*Problem details:*
Wherever the word "Grupo" appears in the entries, copy the whole line.

>> Begin Records for this exercise

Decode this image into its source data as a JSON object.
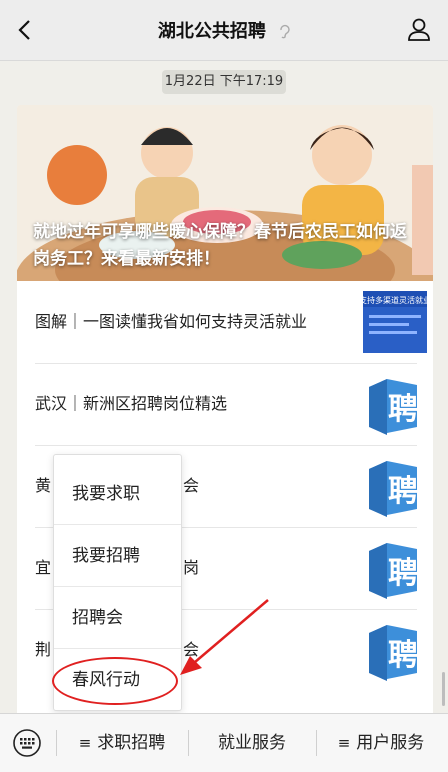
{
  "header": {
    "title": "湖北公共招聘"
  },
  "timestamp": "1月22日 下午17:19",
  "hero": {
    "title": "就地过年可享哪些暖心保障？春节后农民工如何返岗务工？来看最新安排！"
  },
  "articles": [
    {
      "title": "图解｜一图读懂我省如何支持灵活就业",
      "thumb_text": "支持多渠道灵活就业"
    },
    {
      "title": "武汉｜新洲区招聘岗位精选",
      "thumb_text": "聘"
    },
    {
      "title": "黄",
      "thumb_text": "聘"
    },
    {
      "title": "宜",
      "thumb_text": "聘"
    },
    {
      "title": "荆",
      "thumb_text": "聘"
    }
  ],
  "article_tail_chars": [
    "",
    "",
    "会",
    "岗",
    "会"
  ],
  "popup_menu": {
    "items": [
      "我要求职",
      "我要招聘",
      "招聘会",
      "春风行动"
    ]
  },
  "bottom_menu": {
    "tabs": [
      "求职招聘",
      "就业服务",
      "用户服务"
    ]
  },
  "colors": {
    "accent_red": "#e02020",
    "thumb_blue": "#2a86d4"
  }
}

>> End Records for this exercise
>> Begin Records for this exercise

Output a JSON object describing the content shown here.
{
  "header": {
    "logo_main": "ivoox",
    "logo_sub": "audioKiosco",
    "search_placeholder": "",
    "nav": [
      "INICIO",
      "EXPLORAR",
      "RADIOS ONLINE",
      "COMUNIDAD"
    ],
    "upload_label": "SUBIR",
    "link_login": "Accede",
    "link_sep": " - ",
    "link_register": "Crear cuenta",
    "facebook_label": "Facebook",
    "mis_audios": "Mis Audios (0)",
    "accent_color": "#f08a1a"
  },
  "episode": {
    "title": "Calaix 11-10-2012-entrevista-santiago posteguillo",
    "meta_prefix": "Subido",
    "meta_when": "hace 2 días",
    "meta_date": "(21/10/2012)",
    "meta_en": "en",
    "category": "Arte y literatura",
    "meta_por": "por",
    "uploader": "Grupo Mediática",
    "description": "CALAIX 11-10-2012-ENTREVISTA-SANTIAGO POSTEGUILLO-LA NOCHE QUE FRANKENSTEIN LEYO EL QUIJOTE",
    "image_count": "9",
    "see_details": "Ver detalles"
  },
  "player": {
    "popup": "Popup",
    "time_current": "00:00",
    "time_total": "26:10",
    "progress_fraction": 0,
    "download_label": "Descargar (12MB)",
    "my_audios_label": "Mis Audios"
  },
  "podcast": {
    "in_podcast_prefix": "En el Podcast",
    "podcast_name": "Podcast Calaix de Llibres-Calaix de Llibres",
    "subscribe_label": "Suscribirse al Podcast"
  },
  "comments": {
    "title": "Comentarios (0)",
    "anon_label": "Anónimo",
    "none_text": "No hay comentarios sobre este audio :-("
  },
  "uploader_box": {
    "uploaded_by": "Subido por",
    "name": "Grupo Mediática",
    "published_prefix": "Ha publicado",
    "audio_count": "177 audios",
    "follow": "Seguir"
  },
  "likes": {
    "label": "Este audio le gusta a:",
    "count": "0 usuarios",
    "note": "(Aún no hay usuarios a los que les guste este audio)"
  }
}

>> End Records for this exercise

*Complete response:*
    "uploader": "Grupo Mediática",
    "name": "Grupo Mediática",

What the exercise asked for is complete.